— start Recorded data —

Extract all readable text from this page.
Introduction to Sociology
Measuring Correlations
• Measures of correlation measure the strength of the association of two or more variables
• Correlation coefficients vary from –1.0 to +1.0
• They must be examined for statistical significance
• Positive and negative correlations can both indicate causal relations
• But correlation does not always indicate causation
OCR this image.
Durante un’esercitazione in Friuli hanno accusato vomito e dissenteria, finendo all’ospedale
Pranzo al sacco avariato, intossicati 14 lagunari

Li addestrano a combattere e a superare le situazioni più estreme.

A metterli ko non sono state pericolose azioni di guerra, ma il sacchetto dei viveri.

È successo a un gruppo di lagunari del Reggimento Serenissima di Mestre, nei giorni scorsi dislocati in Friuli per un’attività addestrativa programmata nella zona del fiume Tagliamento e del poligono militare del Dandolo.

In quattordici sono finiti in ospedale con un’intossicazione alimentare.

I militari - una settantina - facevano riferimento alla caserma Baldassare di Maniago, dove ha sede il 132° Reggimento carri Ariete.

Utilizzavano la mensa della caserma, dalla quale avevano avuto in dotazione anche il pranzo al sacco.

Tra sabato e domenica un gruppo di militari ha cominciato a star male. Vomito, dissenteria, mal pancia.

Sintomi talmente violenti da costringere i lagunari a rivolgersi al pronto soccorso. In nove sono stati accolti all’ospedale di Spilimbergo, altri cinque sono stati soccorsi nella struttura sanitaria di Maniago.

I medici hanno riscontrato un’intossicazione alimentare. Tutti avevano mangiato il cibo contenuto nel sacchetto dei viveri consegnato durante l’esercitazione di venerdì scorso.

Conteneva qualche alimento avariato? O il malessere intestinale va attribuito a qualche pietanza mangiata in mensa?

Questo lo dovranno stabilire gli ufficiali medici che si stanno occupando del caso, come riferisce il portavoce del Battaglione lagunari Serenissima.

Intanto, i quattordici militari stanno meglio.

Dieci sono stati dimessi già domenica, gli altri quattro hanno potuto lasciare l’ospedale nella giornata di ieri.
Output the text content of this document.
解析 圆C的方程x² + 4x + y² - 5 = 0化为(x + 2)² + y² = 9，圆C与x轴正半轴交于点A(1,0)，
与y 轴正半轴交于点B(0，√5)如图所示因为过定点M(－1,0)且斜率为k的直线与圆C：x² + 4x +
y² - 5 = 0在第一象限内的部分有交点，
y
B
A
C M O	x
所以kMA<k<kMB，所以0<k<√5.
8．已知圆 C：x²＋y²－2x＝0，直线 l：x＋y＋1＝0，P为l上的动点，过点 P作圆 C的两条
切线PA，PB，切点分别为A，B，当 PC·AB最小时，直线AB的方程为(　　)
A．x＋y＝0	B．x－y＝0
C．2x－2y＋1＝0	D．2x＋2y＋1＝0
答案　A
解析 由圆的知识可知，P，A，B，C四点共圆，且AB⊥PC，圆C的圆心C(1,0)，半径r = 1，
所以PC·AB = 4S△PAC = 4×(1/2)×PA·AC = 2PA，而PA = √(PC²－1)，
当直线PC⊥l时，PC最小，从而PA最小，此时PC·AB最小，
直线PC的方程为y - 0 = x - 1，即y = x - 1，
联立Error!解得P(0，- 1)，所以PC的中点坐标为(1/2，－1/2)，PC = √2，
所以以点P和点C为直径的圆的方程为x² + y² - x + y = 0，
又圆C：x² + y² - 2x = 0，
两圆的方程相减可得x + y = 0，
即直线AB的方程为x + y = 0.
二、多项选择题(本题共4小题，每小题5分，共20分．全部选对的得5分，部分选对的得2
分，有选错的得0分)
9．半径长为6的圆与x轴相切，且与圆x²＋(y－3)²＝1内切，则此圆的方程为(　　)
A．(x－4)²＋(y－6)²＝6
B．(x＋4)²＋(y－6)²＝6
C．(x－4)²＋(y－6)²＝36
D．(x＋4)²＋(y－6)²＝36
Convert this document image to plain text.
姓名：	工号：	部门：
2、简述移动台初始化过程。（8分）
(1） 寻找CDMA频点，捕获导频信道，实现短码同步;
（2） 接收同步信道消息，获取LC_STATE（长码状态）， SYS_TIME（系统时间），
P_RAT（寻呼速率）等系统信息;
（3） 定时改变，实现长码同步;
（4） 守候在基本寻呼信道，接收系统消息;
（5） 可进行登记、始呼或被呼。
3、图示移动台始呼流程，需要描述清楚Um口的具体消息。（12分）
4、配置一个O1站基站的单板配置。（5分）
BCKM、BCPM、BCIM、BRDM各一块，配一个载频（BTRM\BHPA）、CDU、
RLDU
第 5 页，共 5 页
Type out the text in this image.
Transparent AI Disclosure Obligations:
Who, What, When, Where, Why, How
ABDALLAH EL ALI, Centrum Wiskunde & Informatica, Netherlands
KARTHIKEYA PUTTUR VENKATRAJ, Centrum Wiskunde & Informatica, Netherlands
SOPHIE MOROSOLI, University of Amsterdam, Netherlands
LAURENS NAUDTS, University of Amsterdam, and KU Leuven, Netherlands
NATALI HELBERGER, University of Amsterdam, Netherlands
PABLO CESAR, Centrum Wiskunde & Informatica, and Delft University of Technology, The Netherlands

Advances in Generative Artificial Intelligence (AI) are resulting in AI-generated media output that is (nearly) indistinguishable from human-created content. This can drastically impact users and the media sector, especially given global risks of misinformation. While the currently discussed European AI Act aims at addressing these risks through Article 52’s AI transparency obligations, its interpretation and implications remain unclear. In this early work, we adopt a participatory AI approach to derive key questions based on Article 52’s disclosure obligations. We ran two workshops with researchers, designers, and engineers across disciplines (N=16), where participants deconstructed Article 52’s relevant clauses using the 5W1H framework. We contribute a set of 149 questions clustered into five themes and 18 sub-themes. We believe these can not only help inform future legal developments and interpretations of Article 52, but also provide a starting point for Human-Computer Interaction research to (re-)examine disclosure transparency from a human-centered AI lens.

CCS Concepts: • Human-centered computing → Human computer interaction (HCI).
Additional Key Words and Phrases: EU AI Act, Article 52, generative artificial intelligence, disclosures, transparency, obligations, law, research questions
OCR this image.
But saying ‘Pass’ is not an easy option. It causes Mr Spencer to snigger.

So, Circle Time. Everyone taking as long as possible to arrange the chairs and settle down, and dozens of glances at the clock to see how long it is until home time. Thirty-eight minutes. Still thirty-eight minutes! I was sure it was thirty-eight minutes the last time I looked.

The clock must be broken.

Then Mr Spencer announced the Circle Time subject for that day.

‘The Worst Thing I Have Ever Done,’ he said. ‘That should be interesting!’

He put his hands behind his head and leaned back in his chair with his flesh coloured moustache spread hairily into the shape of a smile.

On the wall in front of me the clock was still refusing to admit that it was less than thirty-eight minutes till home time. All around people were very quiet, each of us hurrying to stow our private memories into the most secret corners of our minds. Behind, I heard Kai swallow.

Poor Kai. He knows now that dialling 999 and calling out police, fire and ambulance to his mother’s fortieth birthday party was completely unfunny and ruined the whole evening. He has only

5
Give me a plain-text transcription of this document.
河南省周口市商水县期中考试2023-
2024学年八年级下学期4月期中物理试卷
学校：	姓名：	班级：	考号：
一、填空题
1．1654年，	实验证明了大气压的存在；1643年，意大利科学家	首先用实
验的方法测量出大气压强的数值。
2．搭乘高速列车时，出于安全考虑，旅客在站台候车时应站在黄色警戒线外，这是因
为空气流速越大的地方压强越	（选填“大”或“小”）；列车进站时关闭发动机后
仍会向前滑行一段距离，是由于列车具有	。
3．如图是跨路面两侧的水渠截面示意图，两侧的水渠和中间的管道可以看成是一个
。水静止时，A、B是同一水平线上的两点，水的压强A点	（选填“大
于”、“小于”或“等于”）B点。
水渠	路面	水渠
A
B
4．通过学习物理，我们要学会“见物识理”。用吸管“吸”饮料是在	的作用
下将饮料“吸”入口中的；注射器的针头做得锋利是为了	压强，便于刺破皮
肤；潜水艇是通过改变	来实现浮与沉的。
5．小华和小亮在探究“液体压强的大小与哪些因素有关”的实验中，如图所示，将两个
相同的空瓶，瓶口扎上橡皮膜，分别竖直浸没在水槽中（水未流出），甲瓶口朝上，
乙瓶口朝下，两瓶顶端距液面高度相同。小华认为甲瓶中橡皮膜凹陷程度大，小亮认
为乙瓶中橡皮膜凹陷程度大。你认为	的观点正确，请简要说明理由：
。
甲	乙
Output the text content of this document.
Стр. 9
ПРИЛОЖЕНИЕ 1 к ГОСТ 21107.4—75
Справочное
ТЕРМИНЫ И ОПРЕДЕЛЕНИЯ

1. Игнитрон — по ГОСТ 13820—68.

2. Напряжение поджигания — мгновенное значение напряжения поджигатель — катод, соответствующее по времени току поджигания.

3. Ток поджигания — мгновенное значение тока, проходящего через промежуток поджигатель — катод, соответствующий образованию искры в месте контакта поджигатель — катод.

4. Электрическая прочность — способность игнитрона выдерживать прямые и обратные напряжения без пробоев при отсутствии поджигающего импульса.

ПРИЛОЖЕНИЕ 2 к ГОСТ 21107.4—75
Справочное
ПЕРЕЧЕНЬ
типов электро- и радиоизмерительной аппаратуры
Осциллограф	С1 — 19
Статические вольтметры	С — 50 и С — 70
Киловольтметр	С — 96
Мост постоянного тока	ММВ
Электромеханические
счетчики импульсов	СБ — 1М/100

— end Recorded data —

### What the exercise asks
Check each line in the records for the word "quattordici" and say how many have it, with nothing else.

### Task output
2